[[ PAGE EXCERPT, beginning ]]

The Chinese government has quarantined Wuhan, a port city of 11 million people, and has restricted travel for more than 51 million citizens to and from 20 other cities, including Beijing, to contain the coronavirus that has sickened thousands and killed several dozens.
The order came during China’s Lunar New Year celebrations, a time when people – the equivalent of the entire population of America – were on the move. The rapidly expanding outbreak has overwhelmed the Chinese hospitals and fueled fears of a global pandemic.
Health officials estimate that 100,000 people could be infected with the new coronavirus around the world. The fifth case in America was reported on January 26. A woman in Chicago was the second confirmed case after the virus was discovered in Washington state. Several other cases are being monitored in Texas, Michigan, Tennessee, Minnesota, California, New York, and Arizona.
This raises the question: Will this spread and reach a neighborhood in Milwaukee?
The Wisconsin Department of Health Services (DHS) announced on January 27 that five people were being tested for the 2019 novel coronavirus (2019-nCoV) in the state. Results were pending on those cases, and test results for an additional patient under investigation was negative.

[[ PAGE EXCERPT, end ]]

PARTS OF THE EXERCISE »
1. Translate this sentence from the coronavirus report into Spanish: "Health officials estimate that 100,000 people could be infected with the new coronavirus around the world."
2. Summarize the coronavirus report in two sentences.
3. Carry on the coronavirus report past its final sentence.

[[ EXTRACTED DATA, beginning ]]

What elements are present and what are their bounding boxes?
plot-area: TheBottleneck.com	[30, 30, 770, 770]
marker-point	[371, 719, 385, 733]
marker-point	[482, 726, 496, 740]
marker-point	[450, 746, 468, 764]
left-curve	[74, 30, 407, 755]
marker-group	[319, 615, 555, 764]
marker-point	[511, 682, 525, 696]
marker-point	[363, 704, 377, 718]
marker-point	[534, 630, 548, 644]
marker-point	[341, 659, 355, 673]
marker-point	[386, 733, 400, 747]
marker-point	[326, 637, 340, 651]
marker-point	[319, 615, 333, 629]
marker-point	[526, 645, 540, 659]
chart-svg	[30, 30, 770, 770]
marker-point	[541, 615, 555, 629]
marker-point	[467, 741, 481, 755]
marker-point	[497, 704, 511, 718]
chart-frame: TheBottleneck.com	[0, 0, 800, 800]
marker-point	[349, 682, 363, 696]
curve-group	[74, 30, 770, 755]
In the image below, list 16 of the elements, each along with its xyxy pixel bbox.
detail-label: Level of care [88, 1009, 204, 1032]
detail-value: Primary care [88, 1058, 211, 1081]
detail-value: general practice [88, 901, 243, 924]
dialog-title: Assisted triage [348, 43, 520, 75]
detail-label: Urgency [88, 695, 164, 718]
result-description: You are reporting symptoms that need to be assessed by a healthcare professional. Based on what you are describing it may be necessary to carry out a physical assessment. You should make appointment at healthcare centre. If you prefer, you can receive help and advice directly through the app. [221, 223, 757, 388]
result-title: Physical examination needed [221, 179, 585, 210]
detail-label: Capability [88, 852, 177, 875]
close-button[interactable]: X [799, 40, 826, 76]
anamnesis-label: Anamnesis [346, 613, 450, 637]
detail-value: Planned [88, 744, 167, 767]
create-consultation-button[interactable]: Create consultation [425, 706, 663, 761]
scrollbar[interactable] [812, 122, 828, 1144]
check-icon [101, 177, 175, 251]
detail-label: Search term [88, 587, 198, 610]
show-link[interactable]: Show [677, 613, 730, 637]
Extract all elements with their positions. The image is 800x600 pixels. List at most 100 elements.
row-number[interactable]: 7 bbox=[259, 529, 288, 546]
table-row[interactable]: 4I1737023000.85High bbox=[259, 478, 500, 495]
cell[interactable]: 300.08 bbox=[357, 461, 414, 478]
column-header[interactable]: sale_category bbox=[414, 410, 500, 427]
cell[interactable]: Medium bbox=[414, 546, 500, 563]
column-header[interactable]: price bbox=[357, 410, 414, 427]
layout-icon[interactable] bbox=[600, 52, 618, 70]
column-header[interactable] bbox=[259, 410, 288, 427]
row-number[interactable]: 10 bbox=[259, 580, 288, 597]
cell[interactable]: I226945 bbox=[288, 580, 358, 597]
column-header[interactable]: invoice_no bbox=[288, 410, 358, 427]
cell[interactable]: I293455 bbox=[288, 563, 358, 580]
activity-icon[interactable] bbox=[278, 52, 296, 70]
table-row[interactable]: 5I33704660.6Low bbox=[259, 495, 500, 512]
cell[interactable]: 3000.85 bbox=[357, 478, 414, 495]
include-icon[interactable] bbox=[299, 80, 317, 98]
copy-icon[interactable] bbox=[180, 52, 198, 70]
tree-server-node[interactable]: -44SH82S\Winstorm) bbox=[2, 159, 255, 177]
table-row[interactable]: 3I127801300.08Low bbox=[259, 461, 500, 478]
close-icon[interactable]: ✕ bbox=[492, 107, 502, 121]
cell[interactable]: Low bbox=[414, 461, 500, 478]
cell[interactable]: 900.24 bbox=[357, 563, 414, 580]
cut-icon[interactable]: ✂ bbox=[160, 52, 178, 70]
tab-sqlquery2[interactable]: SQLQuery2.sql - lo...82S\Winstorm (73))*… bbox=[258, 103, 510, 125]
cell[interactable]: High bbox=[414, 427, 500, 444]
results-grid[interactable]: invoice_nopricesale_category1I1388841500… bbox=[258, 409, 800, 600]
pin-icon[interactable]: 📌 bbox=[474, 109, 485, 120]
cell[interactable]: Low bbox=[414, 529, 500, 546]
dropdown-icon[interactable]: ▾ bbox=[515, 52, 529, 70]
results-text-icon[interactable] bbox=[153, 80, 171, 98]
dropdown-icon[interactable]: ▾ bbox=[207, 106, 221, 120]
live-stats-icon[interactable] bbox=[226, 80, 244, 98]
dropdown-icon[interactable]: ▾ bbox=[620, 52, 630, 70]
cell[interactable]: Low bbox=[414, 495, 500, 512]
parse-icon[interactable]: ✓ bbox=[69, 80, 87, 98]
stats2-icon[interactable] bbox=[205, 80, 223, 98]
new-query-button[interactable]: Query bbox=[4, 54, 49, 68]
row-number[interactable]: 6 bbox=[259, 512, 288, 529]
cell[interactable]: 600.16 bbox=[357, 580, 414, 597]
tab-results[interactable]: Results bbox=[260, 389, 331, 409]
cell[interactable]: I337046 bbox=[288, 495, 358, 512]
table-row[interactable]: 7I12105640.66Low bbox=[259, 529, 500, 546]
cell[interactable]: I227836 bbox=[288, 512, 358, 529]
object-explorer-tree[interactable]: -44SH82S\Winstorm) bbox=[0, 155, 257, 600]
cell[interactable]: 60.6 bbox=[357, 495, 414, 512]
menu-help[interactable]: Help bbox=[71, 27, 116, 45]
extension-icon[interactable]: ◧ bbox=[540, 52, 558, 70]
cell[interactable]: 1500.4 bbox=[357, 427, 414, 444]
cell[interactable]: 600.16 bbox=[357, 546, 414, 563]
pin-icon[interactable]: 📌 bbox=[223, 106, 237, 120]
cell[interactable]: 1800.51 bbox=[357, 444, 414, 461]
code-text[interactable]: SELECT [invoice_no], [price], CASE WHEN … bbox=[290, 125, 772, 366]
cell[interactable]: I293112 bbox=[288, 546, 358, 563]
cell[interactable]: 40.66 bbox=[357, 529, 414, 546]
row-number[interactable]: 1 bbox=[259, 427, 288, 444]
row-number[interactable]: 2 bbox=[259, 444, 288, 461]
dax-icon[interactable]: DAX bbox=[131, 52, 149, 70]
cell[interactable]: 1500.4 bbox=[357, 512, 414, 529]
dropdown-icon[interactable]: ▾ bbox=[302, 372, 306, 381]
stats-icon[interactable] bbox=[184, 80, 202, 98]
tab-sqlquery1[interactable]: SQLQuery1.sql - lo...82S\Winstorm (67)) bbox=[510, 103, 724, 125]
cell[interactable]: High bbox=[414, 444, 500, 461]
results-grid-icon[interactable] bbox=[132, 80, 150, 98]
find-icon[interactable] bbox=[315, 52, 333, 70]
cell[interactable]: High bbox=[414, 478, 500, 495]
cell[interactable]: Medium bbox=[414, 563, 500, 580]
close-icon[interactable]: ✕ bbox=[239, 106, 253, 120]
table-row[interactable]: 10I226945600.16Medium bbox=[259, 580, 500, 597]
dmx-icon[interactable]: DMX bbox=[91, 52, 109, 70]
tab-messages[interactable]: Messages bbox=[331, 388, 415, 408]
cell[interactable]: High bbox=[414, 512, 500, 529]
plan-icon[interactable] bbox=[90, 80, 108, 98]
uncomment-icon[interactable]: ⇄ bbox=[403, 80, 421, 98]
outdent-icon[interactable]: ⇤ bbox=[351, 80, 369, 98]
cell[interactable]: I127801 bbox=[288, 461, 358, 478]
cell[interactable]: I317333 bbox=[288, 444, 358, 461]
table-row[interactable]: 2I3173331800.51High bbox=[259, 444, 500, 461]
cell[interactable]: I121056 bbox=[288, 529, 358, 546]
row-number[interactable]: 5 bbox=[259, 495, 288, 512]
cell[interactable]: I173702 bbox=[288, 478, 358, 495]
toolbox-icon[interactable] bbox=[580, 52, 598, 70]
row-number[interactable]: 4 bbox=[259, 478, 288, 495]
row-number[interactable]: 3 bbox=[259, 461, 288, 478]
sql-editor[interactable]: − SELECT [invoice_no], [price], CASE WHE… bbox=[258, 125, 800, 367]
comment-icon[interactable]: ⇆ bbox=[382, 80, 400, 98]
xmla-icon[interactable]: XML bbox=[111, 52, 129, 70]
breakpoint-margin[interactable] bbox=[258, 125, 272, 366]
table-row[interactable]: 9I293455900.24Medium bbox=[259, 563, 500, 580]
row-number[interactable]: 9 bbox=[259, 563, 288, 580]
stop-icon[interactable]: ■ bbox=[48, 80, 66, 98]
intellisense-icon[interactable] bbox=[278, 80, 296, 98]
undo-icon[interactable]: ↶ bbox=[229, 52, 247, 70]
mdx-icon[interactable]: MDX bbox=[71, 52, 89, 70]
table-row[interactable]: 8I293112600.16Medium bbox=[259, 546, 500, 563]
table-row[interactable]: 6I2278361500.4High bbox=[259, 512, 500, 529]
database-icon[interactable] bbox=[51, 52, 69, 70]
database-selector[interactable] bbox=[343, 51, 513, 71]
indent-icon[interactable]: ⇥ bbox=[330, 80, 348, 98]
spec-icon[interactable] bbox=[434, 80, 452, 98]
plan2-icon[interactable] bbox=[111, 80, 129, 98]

[[ EXTRACTED DATA, end ]]

RESULTS BY TASK »
1. Las autoridades sanitarias estiman que 100.000 personas podrían estar infectadas con el nuevo coronavirus en todo el mundo.

2. During the Lunar New Year, China quarantined Wuhan and restricted travel for more than 51 million people in 20 other cities to contain a coronavirus outbreak that has overwhelmed its hospitals. With five cases reported in America and five people being tested in Wisconsin as of January 27, this raises the question of whether the virus will reach a Milwaukee neighborhood.

3.
“DHS is actively monitoring this outbreak and working with our local, state, and federal partners to be able to respond quickly and effectively when people have symptoms of this virus and a likelihood of exposure,” said State Health Officer Jeanne Ayers. “While all information we have so far shows there is low risk to the general public, we take new infectious diseases seriously and are taking precautions.”
The DHS has been closely coordinating with federal agencies and local health departments to stay on top of the issue. Health care providers have been asked to alert the angency if a person with recent travel to Wuhan, China has become sick with fever or respiratory symptoms.
“We know people are wondering what to do to protect themselves and their families from this virus. Our best advice is to follow the same steps for avoiding colds and flu, including staying home when you’re sick, covering coughs and sneezes, and frequently washing hands,” Ayers said.
People who are planning a trip to China should keep an eye on news reports and be aware of this rapidly changing situation. People who have returned from China and are feeling sick should contact their health care provider and let them know about the travel and symptoms before going to a clinic, office, or emergency room.
Am I at risk?
Not now, because currently every case of the novel coronavirus is linked to Wuhan. There are lots of different coronaviruses that group into three types. The common cold can be caused by both alpha and betacoronaviruses.
Coronavirus was never really taken that seriously until 2003, when a coronavirus jumped species – likely from bats to humans via civets – and led to SARS, or severe acute respiratory syndrome. This species-jumping ability of coronaviruses is being observed again, now in Wuhan at the seafood market. This coronavirus is in the betacoronavirus group. China has now put travel restrictions in place to limit spread from Wuhan.
What’s the big concern with this virus?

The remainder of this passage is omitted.